* **Text block**:
%%

Also opposing any new tariffs are environmental and conservative groups, including The Heritage Foundation, the American Legislative Exchange Council and the R Street Institute, which called the case “an example of the worst kind of trade protectionism.”

At the same time, Energy Secretary Rick Perry is pushing the Federal Energy Regulatory Commission to take action by Dec. 11 on a proposal to give financially struggling coal-fired and nuclear power plants subsidies for having a 90-day supply of fuel. The commission says it will need more time.

The proposed rule change comes after a U.S. Department of Energy study, which we already criticized for seeking “sops for the coal and nuclear industries.”

Colorado isn’t in one of the Midwest or Eastern wholesale power markets that are targets of the proposal, though Xcel Energy and other Colorado utilities are exploring joining a wholesale market.

In these markets, serving two-thirds of the country, utilities place orders for electricity and power generators, utilities or independent producers who offer their supplies at their best price. The market clears by matching the lowest-priced offers first. The problem is that natural-gas and renewable generation are consistently beating aging coal and nuclear plants on price.

So, the Trump administration wants to give those plants a subsidy that could add as much as an extra $14 billion a year on to customer bills.

Perry argues that these fuel reserves aid the power grid’s resiliency and security. But federal data show that between 2010 and 2016 coal-fired plants rarely had a 90-day fuel supply and things worked just fine.

The Rhodium Group, an energy consultant, found that between 2012 and 2016 the main causes of outages were downed lines and frayed equipment — not a loss of electricity supply.

And who would get those billions of dollars? About 80 percent of the coal subsidies would go to five companies and the nuclear dollars to five other operators.

We believe the nation’s power grid needs to be revamped and coal-fired and nuclear plants can’t be allowed to collapse en masse, but Perry’s plan just shovels money to a coterie of big utility companies.

As for the Suniva case, when environmental groups and conservative groups backed by the Koch brothers both oppose the imposition of solar tariffs, we have to believe it is a bad idea.

%%

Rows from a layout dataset
%%

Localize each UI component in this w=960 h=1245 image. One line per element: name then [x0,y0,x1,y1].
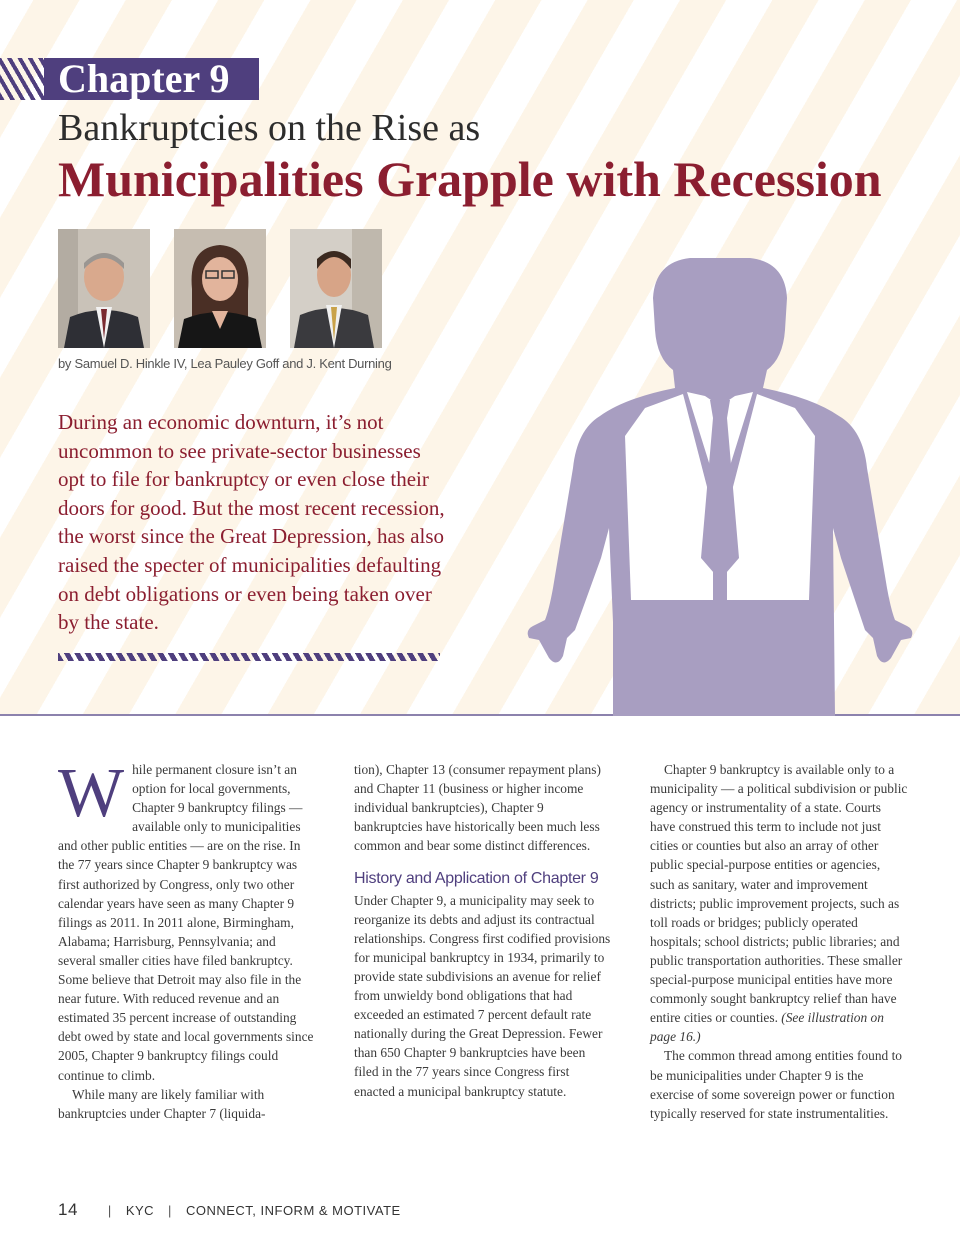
author-photo-goff [174,229,266,348]
byline: by Samuel D. Hinkle IV, Lea Pauley Goff and J. Kent Durning [58,356,392,371]
author-photo-hinkle [58,229,150,348]
drop-cap: W [58,755,125,832]
col1-paragraph-2: While many are likely familiar with bankruptcies under Chapter 7 (liquida- [58,1086,266,1121]
col3-paragraph-1: Chapter 9 bankruptcy is available only to a municipality — a political subdivision or public agency or instrumentality of a state. Courts have construed this term to include not just cities or counties but also an array of other public special-purpose entities or agencies, such as sanitary, water and improvement districts; public improvement projects, such as toll roads or bridges; publicly operated hospitals; school districts; public libraries; and public transportation authorities. These smaller special-purpose municipal entities have more commonly sought bankruptcy relief than have entire cities or counties. [650,762,908,1026]
intro-paragraph: During an economic downturn, it’s not uncommon to see private-sector businesses opt to file for bankruptcy or even close their doors for good. But the most recent recession, the worst since the Great Depression, has also raised the specter of municipalities defaulting on debt obligations or even being taken over by the state. [58,410,445,635]
chapter-hatch-decoration [0,58,44,100]
article-title-line2: Municipalities Grapple with Recession [58,151,882,207]
col1-paragraph-1: hile permanent closure isn’t an option for local governments, Chapter 9 bankruptcy filings — available only to municipalities and other public entities — are on the rise. In the 77 years since Chapter 9 bankruptcy was first authorized by Congress, only two other calendar years have seen as many Chapter 9 filings as 2011. In 2011 alone, Birmingham, Alabama; Harrisburg, Pennsylvania; and several smaller cities have filed bankruptcy. Some believe that Detroit may also file in the near future. With reduced revenue and an estimated 35 percent increase of outstanding debt owed by state and local governments since 2005, Chapter 9 bankruptcy filings could continue to climb. [58,762,314,1083]
empty-pockets-silhouette [505,258,925,716]
section-subhead: History and Application of Chapter 9 [354,870,599,888]
col2-paragraph-1: tion), Chapter 13 (consumer repayment plans) and Chapter 11 (business or higher income individual bankruptcies), Chapter 9 bankruptcies have historically been much less common and bear some distinct differences. [354,762,601,854]
intro-hatched-rule [58,653,440,661]
body-column-1 [58,755,316,1123]
footer-publication: KYC [125,1203,155,1218]
col2-paragraph-2: Under Chapter 9, a municipality may seek to reorganize its debts and adjust its contractual relationships. Congress first codified provisions for municipal bankruptcy in 1934, primarily to provide state subdivisions an avenue for relief from unwieldy bond obligations that had exceeded an estimated 7 percent default rate nationally during the Great Depression. Fewer than 650 Chapter 9 bankruptcies have been filed in the 77 years since Congress first enacted a municipal bankruptcy statute. [354,892,611,1099]
page-number: 14 [58,1200,78,1219]
col3-illustration-note: (See illustration on page 16.) [650,1010,884,1045]
body-column-3 [650,760,908,1123]
footer-tagline: CONNECT, INFORM & MOTIVATE [185,1203,401,1218]
body-column-2 [354,760,612,1101]
col3-paragraph-2: The common thread among entities found to be municipalities under Chapter 9 is the exercise of some sovereign power or function typically reserved for state instrumentalities. [650,1048,902,1121]
page-footer: 14 | KYC | CONNECT, INFORM & MOTIVATE [58,1200,401,1219]
chapter-tag: Chapter 9 [44,58,259,100]
article-title-line1: Bankruptcies on the Rise as [58,107,481,149]
author-photo-durning [290,229,382,348]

%%

* **Actions to take**:
1/ Transcribe the passage of the energy subsidy text that opens with the words containing "Colorado isn’t in" and closes with "to customer bills.".
2/ According to the energy subsidy text, about what percentage of the coal subsidies would go to five companies?

* **Answers in order**:
1/
Colorado isn’t in one of the Midwest or Eastern wholesale power markets that are targets of the proposal, though Xcel Energy and other Colorado utilities are exploring joining a wholesale market.

In these markets, serving two-thirds of the country, utilities place orders for electricity and power generators, utilities or independent producers who offer their supplies at their best price. The market clears by matching the lowest-priced offers first. The problem is that natural-gas and renewable generation are consistently beating aging coal and nuclear plants on price.

So, the Trump administration wants to give those plants a subsidy that could add as much as an extra $14 billion a year on to customer bills.

2/ About 80 percent.